▸ WRITTEN TASK: Write out the entries below once more, exactly, with the pictures left out.

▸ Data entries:
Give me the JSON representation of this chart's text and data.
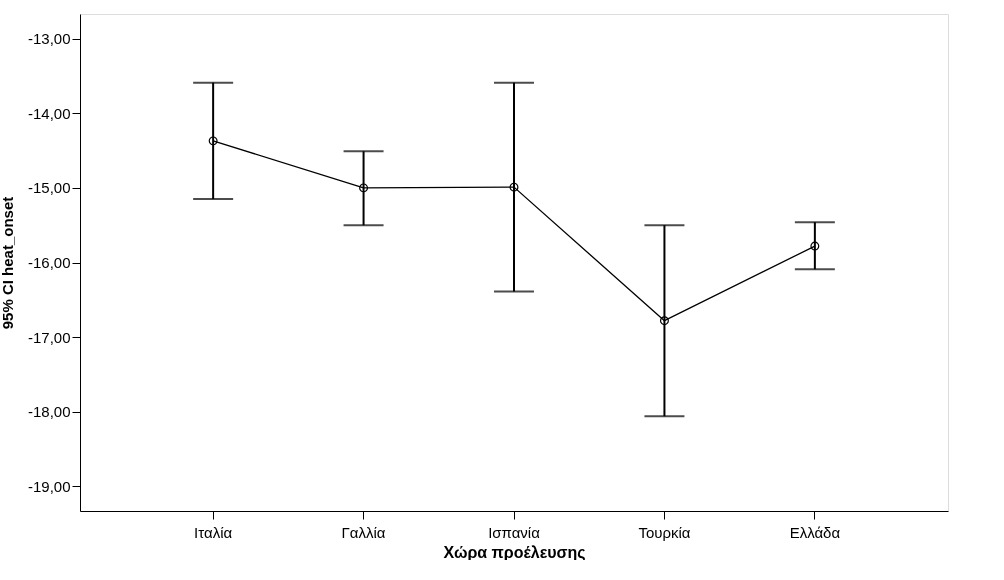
{
  "chart_data": {
    "type": "line",
    "xlabel": "Χώρα προέλευσης",
    "ylabel": "95% CI heat_onset",
    "categories": [
      "Ιταλία",
      "Γαλλία",
      "Ισπανία",
      "Τουρκία",
      "Ελλάδα"
    ],
    "series": [
      {
        "color": "#000000",
        "values": [
          -14.37,
          -15.0,
          -14.99,
          -16.78,
          -15.78
        ],
        "errors": [
          [
            -15.15,
            -13.59
          ],
          [
            -15.5,
            -14.51
          ],
          [
            -16.39,
            -13.59
          ],
          [
            -18.06,
            -15.5
          ],
          [
            -16.09,
            -15.46
          ]
        ]
      }
    ],
    "ylim": [
      -19.33,
      -12.67
    ],
    "yticks": [
      {
        "value": -19,
        "label": "-19,00"
      },
      {
        "value": -18,
        "label": "-18,00"
      },
      {
        "value": -17,
        "label": "-17,00"
      },
      {
        "value": -16,
        "label": "-16,00"
      },
      {
        "value": -15,
        "label": "-15,00"
      },
      {
        "value": -14,
        "label": "-14,00"
      },
      {
        "value": -13,
        "label": "-13,00"
      }
    ],
    "grid": false,
    "marker": "circle",
    "line_style": "solid"
  }
}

▸ TASK ANSWER:
Give me the JSON representation of this chart's text and data.
{
  "chart_data": {
    "type": "line",
    "xlabel": "Χώρα προέλευσης",
    "ylabel": "95% CI heat_onset",
    "categories": [
      "Ιταλία",
      "Γαλλία",
      "Ισπανία",
      "Τουρκία",
      "Ελλάδα"
    ],
    "series": [
      {
        "color": "#000000",
        "values": [
          -14.37,
          -15.0,
          -14.99,
          -16.78,
          -15.78
        ],
        "errors": [
          [
            -15.15,
            -13.59
          ],
          [
            -15.5,
            -14.51
          ],
          [
            -16.39,
            -13.59
          ],
          [
            -18.06,
            -15.5
          ],
          [
            -16.09,
            -15.46
          ]
        ]
      }
    ],
    "ylim": [
      -19.33,
      -12.67
    ],
    "yticks": [
      {
        "value": -19,
        "label": "-19,00"
      },
      {
        "value": -18,
        "label": "-18,00"
      },
      {
        "value": -17,
        "label": "-17,00"
      },
      {
        "value": -16,
        "label": "-16,00"
      },
      {
        "value": -15,
        "label": "-15,00"
      },
      {
        "value": -14,
        "label": "-14,00"
      },
      {
        "value": -13,
        "label": "-13,00"
      }
    ],
    "grid": false,
    "marker": "circle",
    "line_style": "solid"
  }
}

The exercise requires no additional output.